Collected data entries:
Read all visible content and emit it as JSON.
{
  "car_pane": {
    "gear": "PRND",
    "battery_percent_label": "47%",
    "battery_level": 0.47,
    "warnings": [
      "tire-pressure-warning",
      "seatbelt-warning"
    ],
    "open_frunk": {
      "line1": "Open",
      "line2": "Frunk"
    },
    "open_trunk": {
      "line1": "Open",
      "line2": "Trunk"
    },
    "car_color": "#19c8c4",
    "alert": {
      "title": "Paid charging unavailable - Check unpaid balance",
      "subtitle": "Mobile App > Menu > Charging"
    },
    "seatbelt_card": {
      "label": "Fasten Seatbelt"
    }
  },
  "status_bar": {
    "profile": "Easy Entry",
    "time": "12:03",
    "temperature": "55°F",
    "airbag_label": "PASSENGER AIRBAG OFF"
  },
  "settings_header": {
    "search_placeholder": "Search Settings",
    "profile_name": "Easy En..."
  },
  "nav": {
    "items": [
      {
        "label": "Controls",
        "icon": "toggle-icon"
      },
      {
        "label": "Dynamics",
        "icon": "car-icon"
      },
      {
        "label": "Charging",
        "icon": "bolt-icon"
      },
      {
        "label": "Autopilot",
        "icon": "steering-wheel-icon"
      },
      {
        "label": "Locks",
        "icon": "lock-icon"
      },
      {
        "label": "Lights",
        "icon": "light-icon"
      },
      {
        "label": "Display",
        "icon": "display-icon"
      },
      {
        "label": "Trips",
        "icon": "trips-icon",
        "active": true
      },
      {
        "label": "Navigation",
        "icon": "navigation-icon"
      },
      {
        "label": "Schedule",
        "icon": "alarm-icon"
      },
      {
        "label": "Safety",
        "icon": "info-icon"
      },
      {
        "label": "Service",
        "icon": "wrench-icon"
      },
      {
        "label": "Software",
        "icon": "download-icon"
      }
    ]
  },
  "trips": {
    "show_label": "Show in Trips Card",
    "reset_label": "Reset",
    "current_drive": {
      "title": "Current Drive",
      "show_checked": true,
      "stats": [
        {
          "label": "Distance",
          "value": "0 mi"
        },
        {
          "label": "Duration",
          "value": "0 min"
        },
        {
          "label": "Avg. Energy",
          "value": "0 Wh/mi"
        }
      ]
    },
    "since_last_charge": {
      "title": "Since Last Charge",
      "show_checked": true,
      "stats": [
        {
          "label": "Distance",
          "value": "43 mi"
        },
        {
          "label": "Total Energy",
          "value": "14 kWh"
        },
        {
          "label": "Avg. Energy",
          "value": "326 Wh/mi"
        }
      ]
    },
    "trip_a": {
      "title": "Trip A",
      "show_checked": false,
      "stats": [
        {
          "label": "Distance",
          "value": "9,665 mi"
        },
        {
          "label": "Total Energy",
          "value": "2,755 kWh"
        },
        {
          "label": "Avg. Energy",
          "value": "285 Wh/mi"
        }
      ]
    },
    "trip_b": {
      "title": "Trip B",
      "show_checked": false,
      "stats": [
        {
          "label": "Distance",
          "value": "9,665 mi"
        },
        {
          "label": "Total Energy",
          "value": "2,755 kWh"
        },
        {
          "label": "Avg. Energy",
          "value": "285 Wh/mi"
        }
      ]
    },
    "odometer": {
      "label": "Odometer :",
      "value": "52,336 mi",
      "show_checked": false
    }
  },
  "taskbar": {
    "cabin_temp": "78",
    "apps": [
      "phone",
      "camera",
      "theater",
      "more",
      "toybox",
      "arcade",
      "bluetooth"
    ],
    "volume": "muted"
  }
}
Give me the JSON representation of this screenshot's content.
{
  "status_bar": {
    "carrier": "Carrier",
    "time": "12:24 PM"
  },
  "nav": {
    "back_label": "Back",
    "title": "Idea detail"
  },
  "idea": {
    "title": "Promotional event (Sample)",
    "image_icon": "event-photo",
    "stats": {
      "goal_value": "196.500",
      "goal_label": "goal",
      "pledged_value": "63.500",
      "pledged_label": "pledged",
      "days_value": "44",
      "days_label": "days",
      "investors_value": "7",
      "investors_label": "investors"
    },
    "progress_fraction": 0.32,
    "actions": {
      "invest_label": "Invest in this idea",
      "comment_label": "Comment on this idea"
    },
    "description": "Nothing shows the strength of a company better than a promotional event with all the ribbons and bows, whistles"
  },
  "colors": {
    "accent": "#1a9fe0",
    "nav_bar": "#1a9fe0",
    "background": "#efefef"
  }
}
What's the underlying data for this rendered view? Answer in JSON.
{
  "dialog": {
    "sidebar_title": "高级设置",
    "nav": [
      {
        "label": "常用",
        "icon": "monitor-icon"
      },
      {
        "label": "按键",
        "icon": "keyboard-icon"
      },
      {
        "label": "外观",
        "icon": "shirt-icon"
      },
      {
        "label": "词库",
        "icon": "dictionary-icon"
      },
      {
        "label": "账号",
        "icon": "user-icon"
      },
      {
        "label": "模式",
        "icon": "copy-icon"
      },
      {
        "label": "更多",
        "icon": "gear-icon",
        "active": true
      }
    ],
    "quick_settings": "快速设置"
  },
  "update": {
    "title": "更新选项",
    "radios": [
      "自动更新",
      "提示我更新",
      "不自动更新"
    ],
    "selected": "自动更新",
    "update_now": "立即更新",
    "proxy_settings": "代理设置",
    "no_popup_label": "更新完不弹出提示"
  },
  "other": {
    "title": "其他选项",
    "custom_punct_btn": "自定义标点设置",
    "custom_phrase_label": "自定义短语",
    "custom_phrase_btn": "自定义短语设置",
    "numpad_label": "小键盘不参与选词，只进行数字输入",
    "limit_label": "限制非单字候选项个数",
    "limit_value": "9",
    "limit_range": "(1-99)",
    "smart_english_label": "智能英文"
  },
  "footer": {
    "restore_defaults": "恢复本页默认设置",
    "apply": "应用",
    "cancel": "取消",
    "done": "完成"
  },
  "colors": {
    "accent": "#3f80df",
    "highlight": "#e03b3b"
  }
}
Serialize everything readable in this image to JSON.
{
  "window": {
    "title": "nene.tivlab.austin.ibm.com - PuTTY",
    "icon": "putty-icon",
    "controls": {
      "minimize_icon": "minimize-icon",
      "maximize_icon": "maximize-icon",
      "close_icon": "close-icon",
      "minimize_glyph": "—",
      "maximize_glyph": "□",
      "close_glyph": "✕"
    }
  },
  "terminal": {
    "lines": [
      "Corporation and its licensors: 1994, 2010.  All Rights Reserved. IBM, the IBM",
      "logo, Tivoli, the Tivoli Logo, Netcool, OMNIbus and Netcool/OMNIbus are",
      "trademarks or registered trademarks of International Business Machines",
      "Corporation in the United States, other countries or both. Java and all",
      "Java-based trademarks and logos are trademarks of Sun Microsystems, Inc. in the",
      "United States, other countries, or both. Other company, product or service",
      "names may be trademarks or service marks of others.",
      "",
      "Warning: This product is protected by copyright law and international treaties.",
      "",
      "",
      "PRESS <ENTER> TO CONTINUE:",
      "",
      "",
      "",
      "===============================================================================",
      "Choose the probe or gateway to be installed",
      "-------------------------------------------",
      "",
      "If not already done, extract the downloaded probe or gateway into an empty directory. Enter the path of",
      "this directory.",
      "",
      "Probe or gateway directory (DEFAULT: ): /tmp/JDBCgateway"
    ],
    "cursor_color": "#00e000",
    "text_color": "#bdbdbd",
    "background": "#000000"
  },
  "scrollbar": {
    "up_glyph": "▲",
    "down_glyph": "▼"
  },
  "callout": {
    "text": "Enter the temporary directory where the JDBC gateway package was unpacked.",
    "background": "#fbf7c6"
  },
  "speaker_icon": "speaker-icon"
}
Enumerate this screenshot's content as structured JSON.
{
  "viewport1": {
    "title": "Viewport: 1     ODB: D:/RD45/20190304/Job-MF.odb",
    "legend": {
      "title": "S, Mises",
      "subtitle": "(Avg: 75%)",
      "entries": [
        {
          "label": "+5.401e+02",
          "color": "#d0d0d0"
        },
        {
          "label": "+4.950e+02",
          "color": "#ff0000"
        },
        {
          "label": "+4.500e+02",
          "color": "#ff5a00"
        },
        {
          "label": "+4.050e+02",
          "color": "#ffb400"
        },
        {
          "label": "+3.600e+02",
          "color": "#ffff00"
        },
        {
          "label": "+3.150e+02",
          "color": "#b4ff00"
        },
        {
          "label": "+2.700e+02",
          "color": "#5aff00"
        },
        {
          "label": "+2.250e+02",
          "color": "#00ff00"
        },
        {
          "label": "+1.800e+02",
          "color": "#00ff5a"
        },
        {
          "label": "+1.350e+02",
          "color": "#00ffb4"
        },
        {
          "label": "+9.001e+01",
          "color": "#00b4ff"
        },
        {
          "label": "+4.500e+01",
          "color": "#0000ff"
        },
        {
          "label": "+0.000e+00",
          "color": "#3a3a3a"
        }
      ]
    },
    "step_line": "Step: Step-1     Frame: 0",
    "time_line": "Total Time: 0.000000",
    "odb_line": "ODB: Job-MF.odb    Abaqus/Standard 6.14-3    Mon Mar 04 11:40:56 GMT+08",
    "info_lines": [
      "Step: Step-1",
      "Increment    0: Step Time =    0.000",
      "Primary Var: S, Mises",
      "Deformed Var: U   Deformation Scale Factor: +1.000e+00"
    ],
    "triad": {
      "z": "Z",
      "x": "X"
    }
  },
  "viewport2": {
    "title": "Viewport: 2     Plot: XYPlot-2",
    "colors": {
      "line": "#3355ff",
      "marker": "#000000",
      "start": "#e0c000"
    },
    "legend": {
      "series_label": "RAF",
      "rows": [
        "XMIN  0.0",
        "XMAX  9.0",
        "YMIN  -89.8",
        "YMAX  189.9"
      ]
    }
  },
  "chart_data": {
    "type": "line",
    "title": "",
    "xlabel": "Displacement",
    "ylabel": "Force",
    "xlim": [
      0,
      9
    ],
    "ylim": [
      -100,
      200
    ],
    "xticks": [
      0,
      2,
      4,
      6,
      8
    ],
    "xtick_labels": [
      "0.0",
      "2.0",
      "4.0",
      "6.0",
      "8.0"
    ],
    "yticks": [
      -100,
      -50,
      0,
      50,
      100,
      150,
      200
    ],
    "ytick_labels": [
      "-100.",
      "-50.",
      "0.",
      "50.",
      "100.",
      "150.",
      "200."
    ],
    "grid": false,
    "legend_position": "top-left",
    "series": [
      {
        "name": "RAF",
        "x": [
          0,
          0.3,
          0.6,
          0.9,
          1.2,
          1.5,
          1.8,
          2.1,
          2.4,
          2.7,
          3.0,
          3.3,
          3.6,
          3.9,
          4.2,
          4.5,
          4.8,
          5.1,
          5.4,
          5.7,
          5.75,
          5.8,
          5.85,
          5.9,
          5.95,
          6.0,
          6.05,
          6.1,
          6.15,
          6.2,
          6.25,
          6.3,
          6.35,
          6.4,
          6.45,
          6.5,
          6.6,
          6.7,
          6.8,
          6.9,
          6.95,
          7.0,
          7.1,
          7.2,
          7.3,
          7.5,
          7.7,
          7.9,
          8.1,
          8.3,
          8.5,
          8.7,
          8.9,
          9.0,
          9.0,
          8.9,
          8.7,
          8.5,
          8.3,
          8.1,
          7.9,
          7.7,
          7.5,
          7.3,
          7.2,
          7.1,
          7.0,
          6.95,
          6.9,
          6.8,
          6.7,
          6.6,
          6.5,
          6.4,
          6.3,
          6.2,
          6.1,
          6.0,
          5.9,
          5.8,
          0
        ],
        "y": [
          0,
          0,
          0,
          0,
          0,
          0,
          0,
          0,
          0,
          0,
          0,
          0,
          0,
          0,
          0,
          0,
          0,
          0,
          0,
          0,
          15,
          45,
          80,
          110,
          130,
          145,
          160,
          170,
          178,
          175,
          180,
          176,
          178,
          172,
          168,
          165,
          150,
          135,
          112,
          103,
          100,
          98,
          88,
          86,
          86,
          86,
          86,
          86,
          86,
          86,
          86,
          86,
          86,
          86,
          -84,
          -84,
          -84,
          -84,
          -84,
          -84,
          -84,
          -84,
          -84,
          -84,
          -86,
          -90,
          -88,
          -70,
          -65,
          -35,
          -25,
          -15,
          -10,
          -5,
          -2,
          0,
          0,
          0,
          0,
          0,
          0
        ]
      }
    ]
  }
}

Given task: Scan the material above. Copy each line that holds the word "Easy".

The result:
    "profile": "Easy Entry",
    "profile_name": "Easy En..."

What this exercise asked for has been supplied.